#### [YOUR INSTRUCTIONS]
Lines containing the string "Example" are to be counted; report only how many there are.

[Dataset items]
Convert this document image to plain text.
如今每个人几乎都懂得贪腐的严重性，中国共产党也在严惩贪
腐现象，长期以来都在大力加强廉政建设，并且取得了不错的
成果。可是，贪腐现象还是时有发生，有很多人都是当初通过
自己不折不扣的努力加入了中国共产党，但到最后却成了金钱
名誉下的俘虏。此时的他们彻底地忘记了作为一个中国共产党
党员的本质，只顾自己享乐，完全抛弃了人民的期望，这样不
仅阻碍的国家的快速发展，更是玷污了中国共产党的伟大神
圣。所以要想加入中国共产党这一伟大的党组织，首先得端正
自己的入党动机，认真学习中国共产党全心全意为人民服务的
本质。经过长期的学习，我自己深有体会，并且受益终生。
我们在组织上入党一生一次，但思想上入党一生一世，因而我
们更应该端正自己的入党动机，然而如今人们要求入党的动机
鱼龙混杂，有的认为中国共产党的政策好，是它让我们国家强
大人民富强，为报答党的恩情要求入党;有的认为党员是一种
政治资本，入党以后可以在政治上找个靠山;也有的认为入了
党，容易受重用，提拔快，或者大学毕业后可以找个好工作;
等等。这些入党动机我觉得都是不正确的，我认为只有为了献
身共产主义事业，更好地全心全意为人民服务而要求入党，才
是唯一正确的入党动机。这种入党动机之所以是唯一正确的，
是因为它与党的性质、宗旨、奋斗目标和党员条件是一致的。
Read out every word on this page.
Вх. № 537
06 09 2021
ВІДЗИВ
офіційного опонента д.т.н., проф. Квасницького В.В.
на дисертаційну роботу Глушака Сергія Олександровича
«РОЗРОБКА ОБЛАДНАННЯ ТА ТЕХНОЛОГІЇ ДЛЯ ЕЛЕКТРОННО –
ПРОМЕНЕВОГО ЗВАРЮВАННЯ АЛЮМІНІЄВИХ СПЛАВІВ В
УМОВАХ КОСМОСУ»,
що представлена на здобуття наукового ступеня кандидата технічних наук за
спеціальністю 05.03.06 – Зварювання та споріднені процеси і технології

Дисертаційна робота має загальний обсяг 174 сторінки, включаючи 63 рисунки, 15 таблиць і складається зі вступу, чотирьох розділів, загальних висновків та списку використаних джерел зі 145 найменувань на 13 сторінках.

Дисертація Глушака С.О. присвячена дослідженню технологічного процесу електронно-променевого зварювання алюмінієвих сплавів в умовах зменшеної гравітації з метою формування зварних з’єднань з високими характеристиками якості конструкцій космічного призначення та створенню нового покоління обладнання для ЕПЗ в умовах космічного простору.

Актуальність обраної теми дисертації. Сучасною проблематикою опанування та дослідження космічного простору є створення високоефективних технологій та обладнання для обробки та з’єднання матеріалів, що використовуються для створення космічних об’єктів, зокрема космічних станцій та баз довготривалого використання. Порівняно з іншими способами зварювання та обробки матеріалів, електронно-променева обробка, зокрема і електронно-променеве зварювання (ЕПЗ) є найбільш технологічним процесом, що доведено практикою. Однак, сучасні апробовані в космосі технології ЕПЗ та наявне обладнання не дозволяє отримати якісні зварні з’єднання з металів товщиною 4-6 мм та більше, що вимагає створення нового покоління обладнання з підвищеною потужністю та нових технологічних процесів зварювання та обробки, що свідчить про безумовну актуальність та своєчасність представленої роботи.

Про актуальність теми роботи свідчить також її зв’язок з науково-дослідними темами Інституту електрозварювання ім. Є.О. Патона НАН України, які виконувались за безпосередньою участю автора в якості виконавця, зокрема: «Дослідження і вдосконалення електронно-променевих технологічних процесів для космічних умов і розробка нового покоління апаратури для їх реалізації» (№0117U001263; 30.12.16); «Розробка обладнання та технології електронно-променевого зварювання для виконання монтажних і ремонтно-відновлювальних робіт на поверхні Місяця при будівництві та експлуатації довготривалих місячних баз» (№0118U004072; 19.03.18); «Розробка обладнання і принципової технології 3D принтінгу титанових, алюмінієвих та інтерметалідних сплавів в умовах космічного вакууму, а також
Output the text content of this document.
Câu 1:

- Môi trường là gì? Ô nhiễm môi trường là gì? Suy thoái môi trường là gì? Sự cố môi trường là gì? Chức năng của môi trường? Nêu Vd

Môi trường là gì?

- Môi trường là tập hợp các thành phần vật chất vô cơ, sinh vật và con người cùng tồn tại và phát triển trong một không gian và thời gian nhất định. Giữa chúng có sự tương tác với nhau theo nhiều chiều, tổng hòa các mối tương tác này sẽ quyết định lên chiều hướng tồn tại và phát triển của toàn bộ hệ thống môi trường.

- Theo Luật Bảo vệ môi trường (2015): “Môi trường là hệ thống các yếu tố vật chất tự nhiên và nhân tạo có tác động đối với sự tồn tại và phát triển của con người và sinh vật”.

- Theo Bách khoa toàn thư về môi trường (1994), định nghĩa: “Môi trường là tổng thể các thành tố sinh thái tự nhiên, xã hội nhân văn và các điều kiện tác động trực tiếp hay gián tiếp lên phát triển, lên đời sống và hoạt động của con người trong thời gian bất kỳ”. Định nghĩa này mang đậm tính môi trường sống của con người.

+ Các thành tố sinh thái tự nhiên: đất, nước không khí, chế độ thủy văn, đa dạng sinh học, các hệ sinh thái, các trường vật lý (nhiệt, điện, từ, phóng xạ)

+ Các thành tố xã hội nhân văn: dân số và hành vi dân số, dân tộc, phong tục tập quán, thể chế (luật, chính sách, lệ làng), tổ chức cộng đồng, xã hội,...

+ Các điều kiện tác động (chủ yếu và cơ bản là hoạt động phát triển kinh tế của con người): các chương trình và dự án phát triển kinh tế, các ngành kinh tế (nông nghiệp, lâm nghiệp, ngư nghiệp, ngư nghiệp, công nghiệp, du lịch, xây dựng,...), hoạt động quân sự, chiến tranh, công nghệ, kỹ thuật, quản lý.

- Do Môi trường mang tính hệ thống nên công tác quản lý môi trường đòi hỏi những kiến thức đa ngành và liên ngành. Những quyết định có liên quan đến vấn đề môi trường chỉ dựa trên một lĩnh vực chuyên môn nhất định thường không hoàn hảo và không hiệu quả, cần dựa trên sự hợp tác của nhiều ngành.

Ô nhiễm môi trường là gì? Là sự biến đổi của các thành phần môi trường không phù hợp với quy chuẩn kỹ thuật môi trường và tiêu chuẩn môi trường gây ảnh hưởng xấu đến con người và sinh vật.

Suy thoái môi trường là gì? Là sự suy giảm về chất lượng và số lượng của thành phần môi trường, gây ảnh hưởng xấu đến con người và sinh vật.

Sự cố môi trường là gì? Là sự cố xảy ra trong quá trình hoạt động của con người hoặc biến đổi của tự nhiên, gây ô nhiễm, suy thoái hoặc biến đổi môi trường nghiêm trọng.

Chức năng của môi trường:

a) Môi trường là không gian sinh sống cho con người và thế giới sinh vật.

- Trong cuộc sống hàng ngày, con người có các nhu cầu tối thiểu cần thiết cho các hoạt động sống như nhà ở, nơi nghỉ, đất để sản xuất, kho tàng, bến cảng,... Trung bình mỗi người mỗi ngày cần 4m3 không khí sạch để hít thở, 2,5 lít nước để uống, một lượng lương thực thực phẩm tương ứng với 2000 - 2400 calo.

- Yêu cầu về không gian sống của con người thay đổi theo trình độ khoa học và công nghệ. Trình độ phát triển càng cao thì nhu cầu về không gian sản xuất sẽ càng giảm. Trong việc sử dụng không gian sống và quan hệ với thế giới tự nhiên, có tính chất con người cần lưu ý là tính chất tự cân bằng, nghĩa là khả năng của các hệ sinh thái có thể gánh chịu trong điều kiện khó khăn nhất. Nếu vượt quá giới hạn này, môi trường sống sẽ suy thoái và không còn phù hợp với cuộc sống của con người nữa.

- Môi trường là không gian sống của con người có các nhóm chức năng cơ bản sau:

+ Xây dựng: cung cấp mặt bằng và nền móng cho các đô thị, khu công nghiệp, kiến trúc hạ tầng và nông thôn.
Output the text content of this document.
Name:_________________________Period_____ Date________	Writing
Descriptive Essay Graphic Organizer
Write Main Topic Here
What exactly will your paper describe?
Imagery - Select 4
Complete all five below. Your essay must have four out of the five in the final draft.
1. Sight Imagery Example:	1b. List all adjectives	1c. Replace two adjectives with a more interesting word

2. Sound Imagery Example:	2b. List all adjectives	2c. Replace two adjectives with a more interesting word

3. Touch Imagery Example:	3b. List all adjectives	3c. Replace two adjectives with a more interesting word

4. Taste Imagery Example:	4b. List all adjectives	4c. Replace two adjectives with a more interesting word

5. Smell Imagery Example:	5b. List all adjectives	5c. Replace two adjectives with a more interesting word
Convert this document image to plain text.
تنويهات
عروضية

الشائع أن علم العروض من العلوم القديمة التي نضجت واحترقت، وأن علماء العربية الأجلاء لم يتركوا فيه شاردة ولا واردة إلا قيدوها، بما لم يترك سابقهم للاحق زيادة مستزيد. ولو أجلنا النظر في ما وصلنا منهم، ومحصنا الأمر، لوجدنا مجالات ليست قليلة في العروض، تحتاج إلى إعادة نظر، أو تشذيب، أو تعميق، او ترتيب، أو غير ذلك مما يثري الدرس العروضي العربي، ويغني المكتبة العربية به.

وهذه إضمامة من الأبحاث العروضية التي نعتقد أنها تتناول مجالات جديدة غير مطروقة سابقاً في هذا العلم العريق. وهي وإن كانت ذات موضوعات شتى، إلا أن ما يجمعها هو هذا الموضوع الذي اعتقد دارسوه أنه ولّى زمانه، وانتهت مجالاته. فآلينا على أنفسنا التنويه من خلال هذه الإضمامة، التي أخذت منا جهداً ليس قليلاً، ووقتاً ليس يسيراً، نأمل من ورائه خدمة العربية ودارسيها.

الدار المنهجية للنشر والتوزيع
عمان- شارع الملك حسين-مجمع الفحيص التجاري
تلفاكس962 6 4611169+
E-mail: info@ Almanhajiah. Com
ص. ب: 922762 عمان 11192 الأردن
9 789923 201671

#### [ANSWER FOR THIS EXERCISE]
5